Aim of the task - On how many lines of these entries does the word "hydrolysis" occur? State the number alone.

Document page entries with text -
◆ ◆ ◆ ◆

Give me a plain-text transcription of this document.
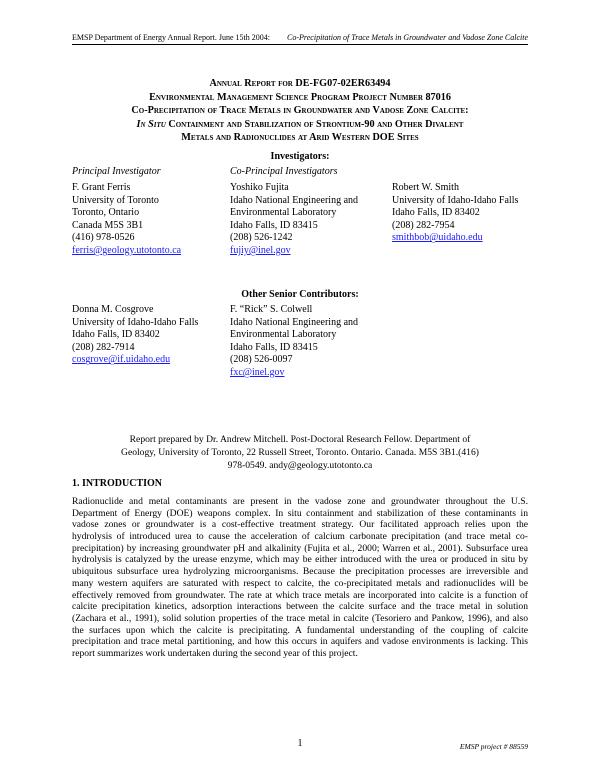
EMSP Department of Energy Annual Report. June 15th 2004: Co-Precipitation of Trace Metals in Groundwater and Vadose Zone Calcite
Annual Report for DE-FG07-02ER63494
Environmental Management Science Program Project Number 87016
Co-Precipitation of Trace Metals in Groundwater and Vadose Zone Calcite:
In Situ Containment and Stabilization of Strontium-90 and Other Divalent
Metals and Radionuclides at Arid Western DOE Sites
Investigators:
Principal Investigator	Co-Principal Investigators
F. Grant Ferris
University of Toronto
Toronto, Ontario
Canada M5S 3B1
(416) 978-0526
ferris@geology.utotonto.ca
Yoshiko Fujita
Idaho National Engineering and
Environmental Laboratory
Idaho Falls, ID 83415
(208) 526-1242
fujiy@inel.gov
Robert W. Smith
University of Idaho-Idaho Falls
Idaho Falls, ID 83402
(208) 282-7954
smithbob@uidaho.edu
Other Senior Contributors:
Donna M. Cosgrove
University of Idaho-Idaho Falls
Idaho Falls, ID 83402
(208) 282-7914
cosgrove@if.uidaho.edu
F. “Rick” S. Colwell
Idaho National Engineering and
Environmental Laboratory
Idaho Falls, ID 83415
(208) 526-0097
fxc@inel.gov
Report prepared by Dr. Andrew Mitchell. Post-Doctoral Research Fellow. Department of
Geology, University of Toronto, 22 Russell Street, Toronto. Ontario. Canada. M5S 3B1.(416)
978-0549. andy@geology.utotonto.ca
1. INTRODUCTION
Radionuclide and metal contaminants are present in the vadose zone and groundwater throughout the U.S.
Department of Energy (DOE) weapons complex. In situ containment and stabilization of these contaminants in
vadose zones or groundwater is a cost-effective treatment strategy. Our facilitated approach relies upon the
hydrolysis of introduced urea to cause the acceleration of calcium carbonate precipitation (and trace metal co-
precipitation) by increasing groundwater pH and alkalinity (Fujita et al., 2000; Warren et al., 2001). Subsurface urea
hydrolysis is catalyzed by the urease enzyme, which may be either introduced with the urea or produced in situ by
ubiquitous subsurface urea hydrolyzing microorganisms. Because the precipitation processes are irreversible and
many western aquifers are saturated with respect to calcite, the co-precipitated metals and radionuclides will be
effectively removed from groundwater. The rate at which trace metals are incorporated into calcite is a function of
calcite precipitation kinetics, adsorption interactions between the calcite surface and the trace metal in solution
(Zachara et al., 1991), solid solution properties of the trace metal in calcite (Tesoriero and Pankow, 1996), and also
the surfaces upon which the calcite is precipitating. A fundamental understanding of the coupling of calcite
precipitation and trace metal partitioning, and how this occurs in aquifers and vadose environments is lacking. This
report summarizes work undertaken during the second year of this project.
1	EMSP project # 88559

◆ ◆ ◆ ◆

Finished task - 2